• SHORT PROBLEM: Scan the lines below; pull out those with "Wichita".

------------------------------------------------

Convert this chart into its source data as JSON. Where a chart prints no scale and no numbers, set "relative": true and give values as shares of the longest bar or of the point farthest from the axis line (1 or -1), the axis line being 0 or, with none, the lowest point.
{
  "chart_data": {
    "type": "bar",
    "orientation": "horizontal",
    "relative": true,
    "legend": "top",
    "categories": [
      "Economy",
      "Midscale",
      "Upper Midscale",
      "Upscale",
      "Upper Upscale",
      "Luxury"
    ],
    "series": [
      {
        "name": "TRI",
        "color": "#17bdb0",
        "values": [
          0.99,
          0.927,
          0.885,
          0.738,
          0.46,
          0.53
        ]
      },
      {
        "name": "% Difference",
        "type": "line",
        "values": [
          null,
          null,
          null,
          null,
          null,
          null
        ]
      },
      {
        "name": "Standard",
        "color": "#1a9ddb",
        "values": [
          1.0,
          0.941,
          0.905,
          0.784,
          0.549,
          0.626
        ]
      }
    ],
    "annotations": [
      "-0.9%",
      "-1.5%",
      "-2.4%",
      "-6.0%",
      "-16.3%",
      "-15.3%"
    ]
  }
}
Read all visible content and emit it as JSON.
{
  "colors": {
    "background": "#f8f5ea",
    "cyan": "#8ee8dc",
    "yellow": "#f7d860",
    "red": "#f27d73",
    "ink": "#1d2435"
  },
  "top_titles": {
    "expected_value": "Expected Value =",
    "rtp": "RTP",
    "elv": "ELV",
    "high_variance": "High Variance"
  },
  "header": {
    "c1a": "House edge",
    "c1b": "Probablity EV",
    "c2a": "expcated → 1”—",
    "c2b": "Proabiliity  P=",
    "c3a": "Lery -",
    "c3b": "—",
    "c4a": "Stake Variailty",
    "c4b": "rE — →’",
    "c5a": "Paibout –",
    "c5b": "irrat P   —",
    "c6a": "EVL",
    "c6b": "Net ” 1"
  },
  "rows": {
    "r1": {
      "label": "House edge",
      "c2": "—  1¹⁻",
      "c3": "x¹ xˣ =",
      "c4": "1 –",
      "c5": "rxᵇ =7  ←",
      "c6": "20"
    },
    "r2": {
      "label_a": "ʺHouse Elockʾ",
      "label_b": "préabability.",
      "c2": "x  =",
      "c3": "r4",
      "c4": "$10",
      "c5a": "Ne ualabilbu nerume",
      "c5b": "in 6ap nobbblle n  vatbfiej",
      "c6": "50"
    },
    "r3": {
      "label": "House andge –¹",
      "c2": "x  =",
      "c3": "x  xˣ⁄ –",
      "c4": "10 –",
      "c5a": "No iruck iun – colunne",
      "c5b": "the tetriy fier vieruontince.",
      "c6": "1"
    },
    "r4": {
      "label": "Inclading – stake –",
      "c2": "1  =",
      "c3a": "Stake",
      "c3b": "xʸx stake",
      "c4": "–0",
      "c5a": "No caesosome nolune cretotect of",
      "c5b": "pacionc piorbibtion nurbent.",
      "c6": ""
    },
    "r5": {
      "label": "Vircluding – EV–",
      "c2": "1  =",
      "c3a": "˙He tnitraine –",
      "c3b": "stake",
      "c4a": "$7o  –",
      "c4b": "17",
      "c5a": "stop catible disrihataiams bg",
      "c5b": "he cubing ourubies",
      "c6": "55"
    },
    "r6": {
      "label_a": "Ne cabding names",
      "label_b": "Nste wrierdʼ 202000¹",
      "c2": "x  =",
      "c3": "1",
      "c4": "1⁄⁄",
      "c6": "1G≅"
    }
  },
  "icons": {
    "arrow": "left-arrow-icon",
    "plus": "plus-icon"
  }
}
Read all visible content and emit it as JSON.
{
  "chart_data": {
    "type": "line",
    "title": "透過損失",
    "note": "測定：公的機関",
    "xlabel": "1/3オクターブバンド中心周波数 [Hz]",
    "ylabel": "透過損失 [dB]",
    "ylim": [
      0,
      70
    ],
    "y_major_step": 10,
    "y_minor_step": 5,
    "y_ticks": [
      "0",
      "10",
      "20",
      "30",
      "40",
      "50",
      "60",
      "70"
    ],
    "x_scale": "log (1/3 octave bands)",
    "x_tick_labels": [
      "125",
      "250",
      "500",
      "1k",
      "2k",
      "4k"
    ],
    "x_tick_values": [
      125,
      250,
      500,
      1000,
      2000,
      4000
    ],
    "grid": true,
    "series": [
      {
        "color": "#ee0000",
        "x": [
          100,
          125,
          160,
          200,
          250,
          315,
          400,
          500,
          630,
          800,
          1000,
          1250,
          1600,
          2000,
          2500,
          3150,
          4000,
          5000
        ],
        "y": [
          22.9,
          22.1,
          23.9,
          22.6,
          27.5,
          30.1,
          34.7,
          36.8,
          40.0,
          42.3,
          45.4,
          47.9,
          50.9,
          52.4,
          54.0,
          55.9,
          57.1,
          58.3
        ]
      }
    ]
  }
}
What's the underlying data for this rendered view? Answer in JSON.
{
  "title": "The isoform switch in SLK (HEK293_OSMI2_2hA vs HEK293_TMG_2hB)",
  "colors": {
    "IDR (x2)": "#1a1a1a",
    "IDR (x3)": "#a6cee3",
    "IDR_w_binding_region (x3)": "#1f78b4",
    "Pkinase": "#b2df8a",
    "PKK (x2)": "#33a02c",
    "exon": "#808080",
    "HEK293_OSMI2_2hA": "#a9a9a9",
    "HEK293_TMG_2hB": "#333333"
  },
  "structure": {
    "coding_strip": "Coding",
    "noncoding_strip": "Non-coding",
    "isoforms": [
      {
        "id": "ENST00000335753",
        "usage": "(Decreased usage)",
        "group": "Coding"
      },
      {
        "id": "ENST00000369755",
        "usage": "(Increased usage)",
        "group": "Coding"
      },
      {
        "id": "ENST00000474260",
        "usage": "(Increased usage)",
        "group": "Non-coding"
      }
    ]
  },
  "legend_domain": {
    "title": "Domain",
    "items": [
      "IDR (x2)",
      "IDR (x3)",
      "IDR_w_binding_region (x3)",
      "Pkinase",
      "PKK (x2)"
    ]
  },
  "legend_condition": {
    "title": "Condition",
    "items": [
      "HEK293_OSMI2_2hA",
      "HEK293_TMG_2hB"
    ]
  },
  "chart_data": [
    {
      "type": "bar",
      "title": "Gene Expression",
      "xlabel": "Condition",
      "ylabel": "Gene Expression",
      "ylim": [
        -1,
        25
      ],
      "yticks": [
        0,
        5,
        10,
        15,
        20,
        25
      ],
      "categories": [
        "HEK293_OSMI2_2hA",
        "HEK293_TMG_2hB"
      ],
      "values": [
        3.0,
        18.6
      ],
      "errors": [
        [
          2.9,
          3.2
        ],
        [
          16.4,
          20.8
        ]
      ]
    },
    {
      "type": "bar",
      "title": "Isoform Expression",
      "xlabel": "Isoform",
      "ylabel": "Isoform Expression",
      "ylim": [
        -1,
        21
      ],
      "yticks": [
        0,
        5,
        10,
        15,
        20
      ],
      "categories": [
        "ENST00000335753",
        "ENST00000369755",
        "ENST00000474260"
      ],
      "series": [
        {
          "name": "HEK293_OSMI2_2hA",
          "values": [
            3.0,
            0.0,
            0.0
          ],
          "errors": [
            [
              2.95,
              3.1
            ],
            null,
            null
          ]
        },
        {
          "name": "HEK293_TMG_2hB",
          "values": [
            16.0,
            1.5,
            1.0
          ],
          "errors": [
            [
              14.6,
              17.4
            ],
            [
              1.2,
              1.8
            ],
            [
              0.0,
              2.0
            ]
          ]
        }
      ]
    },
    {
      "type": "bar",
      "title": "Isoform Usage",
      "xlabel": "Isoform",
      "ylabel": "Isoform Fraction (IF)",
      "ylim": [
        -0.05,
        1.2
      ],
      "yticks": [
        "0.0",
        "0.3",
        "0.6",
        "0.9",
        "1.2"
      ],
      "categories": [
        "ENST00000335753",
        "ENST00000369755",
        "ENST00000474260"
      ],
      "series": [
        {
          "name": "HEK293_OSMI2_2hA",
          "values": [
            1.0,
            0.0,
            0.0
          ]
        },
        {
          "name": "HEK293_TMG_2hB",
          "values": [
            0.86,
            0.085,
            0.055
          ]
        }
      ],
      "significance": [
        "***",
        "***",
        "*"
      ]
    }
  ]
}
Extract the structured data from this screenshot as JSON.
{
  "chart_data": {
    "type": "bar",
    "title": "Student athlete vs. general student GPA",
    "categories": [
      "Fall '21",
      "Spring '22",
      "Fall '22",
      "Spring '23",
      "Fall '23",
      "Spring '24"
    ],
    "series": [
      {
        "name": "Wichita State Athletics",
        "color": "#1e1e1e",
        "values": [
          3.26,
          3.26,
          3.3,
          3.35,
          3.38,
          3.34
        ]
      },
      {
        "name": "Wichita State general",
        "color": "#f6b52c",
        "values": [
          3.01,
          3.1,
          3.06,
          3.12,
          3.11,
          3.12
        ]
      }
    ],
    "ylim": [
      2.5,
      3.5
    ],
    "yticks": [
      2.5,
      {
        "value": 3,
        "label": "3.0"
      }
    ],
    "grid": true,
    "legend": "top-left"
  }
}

------------------------------------------------

• CORRECT OUTPUT:
        "name": "Wichita State Athletics",
        "name": "Wichita State general",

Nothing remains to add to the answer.